* **Written problem**: Set down exactly the lines from the one containing "Parse this screenshot: output" through the last line of the records below, both included, and nothing else.

---------- Provided entries ----------

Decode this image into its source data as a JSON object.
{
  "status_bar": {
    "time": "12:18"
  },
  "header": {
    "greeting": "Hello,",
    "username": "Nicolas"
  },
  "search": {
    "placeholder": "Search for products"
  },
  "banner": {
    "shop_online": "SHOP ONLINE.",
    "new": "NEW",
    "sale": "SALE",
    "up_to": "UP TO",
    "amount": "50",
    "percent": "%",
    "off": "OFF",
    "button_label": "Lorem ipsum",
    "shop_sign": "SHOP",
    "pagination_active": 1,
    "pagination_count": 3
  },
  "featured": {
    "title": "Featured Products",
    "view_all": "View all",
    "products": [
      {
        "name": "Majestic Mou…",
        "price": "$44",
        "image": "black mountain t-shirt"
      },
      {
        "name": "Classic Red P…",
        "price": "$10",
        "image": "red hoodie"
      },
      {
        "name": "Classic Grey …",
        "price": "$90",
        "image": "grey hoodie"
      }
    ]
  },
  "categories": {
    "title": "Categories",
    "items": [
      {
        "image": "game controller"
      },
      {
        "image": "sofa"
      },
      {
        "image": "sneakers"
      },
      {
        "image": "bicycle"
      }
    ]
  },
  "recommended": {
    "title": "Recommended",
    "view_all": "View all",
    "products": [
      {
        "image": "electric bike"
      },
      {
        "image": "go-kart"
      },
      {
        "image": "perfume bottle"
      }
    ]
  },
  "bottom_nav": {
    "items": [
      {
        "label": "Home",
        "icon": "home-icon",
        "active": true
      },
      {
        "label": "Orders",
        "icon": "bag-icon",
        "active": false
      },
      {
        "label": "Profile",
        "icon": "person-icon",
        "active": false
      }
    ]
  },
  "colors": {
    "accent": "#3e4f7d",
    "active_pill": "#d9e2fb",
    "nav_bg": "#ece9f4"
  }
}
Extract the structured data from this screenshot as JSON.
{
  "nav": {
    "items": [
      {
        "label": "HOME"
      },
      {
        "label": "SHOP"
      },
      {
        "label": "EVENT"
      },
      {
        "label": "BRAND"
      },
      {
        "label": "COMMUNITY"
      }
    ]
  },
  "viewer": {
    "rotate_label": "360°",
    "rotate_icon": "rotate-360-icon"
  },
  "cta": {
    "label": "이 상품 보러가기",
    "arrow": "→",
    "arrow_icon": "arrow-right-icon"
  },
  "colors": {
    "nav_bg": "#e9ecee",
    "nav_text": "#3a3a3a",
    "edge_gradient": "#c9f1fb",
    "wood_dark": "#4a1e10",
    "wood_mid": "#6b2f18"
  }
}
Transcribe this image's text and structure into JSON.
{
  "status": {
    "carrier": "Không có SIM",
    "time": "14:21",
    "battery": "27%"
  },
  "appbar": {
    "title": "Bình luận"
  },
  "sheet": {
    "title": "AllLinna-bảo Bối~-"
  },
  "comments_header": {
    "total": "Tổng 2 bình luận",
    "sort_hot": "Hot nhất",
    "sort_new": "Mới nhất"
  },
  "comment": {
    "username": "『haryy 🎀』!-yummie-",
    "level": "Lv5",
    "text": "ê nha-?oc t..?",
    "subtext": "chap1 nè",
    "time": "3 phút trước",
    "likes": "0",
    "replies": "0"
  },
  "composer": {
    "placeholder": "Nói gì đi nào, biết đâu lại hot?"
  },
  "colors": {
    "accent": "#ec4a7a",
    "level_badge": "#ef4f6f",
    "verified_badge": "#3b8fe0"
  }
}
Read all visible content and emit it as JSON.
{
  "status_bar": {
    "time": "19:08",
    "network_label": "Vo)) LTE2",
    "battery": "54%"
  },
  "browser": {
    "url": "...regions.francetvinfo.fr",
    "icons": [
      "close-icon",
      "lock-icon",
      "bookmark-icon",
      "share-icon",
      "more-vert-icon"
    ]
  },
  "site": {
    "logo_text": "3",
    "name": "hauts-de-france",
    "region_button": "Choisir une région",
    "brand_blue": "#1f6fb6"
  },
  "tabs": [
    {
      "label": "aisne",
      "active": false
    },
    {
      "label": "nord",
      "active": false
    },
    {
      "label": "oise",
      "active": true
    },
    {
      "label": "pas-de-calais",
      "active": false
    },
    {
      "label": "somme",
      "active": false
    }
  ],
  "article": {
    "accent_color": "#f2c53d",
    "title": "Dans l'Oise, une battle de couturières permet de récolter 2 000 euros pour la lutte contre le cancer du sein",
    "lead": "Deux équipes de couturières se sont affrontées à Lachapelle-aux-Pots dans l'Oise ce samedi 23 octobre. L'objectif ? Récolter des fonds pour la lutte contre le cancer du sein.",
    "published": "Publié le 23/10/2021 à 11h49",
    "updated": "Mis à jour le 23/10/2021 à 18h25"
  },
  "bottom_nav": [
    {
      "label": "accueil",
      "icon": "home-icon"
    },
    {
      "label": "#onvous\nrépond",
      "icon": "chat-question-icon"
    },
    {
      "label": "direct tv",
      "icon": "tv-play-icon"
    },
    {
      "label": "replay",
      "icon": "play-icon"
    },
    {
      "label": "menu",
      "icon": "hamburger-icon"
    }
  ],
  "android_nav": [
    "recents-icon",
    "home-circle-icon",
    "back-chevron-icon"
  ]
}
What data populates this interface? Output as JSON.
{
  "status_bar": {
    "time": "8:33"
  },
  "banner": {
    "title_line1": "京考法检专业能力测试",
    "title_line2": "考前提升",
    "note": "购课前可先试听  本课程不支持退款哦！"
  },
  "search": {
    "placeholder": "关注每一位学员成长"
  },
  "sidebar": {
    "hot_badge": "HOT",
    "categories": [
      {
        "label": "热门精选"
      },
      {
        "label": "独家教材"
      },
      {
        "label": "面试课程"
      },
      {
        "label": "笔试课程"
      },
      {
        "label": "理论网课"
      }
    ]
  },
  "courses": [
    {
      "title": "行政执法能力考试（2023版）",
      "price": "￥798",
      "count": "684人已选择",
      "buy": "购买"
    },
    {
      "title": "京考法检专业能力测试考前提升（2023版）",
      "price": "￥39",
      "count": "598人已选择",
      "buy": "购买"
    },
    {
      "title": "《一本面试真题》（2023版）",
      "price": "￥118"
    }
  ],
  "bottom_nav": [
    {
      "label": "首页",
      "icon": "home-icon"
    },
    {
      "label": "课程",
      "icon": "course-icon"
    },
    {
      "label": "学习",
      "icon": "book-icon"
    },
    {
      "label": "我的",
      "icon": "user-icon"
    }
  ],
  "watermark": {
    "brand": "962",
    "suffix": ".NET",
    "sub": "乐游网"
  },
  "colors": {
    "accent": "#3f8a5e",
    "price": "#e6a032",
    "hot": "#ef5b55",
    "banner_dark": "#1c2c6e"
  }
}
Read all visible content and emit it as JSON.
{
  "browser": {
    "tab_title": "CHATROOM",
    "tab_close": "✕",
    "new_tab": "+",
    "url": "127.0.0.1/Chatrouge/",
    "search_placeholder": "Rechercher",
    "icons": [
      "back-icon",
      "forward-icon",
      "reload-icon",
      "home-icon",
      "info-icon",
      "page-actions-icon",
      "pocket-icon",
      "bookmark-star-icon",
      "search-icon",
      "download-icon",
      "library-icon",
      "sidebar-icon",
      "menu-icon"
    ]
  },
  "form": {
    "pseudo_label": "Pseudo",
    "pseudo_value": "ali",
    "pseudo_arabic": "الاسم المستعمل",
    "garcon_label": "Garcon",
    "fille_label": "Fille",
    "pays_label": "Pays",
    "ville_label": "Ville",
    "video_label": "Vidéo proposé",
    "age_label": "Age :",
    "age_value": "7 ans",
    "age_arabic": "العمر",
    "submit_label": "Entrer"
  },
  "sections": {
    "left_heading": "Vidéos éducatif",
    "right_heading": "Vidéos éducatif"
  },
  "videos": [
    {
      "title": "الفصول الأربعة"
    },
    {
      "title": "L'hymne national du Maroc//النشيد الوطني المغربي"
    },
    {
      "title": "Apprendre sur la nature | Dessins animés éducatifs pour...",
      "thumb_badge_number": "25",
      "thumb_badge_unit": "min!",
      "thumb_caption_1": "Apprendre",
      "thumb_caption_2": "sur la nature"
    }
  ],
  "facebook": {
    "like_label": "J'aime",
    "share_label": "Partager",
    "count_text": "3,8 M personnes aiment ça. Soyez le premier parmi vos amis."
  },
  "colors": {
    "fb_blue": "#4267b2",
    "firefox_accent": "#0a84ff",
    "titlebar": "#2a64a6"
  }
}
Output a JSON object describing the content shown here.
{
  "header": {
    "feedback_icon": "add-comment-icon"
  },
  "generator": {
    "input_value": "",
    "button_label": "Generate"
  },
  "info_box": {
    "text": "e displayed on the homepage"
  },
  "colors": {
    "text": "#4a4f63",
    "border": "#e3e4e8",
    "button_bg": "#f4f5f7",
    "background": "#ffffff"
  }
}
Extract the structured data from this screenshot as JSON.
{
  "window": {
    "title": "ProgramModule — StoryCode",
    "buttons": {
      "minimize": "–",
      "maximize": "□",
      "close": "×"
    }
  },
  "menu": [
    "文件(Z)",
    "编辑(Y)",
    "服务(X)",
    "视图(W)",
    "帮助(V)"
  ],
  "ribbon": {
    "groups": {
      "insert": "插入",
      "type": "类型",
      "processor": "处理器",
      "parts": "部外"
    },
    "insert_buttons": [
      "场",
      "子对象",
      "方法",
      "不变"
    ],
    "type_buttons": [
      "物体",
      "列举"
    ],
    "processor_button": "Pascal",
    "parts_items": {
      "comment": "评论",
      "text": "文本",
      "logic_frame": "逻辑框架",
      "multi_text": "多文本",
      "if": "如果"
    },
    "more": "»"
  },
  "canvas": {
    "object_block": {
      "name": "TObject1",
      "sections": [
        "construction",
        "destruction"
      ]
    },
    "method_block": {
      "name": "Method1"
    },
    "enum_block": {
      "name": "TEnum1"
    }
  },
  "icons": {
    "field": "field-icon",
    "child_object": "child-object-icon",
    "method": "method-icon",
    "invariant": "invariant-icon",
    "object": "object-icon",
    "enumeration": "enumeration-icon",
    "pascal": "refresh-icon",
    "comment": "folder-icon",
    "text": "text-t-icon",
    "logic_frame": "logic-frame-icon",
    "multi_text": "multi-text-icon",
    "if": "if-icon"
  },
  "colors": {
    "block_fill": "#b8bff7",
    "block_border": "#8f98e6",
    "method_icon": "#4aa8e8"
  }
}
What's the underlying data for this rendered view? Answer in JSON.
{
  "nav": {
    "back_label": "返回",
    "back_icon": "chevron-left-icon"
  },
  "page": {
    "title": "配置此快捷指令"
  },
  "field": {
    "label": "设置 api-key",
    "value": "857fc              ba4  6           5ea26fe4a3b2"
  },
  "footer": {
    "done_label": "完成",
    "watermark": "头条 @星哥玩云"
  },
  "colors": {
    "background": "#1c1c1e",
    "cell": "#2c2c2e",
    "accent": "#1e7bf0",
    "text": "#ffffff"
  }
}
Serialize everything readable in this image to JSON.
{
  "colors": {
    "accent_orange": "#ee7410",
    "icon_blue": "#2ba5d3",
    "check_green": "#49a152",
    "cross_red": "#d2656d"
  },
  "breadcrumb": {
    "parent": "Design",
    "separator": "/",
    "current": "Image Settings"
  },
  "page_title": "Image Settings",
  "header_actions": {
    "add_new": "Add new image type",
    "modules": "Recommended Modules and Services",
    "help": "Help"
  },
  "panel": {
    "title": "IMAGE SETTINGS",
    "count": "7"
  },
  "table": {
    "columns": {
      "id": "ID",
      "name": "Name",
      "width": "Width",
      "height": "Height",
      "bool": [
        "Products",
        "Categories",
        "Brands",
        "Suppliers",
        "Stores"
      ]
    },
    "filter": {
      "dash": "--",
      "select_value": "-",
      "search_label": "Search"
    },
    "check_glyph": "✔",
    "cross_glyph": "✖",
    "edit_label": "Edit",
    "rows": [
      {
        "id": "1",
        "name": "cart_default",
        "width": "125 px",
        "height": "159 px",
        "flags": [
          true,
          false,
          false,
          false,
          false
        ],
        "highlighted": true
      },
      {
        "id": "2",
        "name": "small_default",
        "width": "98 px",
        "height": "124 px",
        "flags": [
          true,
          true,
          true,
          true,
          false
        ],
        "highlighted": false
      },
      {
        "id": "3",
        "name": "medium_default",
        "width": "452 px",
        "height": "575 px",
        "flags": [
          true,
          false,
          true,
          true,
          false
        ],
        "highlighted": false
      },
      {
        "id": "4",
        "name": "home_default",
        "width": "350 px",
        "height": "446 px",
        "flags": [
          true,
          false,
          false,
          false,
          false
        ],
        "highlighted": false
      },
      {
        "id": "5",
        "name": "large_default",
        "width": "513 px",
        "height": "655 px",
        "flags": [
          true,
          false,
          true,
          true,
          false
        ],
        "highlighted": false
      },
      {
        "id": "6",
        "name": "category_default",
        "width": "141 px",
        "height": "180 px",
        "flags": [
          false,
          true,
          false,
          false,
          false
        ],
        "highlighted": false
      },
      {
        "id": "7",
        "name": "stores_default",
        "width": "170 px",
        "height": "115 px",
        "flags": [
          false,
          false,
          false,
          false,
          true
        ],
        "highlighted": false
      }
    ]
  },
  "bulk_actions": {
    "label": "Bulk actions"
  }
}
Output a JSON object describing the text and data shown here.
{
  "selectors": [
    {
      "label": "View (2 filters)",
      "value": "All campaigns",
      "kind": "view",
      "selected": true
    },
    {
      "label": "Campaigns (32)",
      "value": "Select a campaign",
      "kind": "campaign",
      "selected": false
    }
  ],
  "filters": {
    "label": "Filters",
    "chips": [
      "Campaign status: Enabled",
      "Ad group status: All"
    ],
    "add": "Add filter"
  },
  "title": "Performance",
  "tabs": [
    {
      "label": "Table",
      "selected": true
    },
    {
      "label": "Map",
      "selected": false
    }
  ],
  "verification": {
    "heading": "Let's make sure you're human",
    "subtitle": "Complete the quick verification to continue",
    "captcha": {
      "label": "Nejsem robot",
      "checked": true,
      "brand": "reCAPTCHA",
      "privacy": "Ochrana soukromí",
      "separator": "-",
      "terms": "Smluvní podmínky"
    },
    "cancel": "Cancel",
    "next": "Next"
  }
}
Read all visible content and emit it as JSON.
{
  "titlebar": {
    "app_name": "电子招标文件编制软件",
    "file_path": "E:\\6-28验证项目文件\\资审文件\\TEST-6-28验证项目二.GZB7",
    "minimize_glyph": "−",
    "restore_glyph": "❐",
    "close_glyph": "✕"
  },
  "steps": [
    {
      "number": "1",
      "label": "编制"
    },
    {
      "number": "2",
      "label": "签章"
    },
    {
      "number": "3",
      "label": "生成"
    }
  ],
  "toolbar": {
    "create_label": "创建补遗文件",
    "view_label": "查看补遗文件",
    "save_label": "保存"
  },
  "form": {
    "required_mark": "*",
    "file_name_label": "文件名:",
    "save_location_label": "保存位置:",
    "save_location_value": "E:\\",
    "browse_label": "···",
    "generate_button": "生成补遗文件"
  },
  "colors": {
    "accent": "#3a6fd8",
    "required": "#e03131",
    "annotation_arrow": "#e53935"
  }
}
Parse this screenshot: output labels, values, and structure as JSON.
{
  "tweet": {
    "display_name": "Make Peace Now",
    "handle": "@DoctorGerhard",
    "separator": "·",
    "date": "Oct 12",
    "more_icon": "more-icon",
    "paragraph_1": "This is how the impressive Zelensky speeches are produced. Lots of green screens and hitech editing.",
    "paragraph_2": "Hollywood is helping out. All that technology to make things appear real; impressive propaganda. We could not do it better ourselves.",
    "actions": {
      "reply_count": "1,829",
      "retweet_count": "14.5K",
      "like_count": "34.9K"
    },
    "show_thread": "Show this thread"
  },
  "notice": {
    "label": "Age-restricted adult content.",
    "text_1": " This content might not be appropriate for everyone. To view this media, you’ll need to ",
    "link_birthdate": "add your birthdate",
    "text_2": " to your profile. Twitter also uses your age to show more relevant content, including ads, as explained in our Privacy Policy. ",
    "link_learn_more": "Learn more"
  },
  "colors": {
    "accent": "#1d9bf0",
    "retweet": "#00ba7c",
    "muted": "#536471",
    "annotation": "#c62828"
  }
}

----------

* **Solution to the problem**:
Parse this screenshot: output labels, values, and structure as JSON.
{
  "tweet": {
    "display_name": "Make Peace Now",
    "handle": "@DoctorGerhard",
    "separator": "·",
    "date": "Oct 12",
    "more_icon": "more-icon",
    "paragraph_1": "This is how the impressive Zelensky speeches are produced. Lots of green screens and hitech editing.",
    "paragraph_2": "Hollywood is helping out. All that technology to make things appear real; impressive propaganda. We could not do it better ourselves.",
    "actions": {
      "reply_count": "1,829",
      "retweet_count": "14.5K",
      "like_count": "34.9K"
    },
    "show_thread": "Show this thread"
  },
  "notice": {
    "label": "Age-restricted adult content.",
    "text_1": " This content might not be appropriate for everyone. To view this media, you’ll need to ",
    "link_birthdate": "add your birthdate",
    "text_2": " to your profile. Twitter also uses your age to show more relevant content, including ads, as explained in our Privacy Policy. ",
    "link_learn_more": "Learn more"
  },
  "colors": {
    "accent": "#1d9bf0",
    "retweet": "#00ba7c",
    "muted": "#536471",
    "annotation": "#c62828"
  }
}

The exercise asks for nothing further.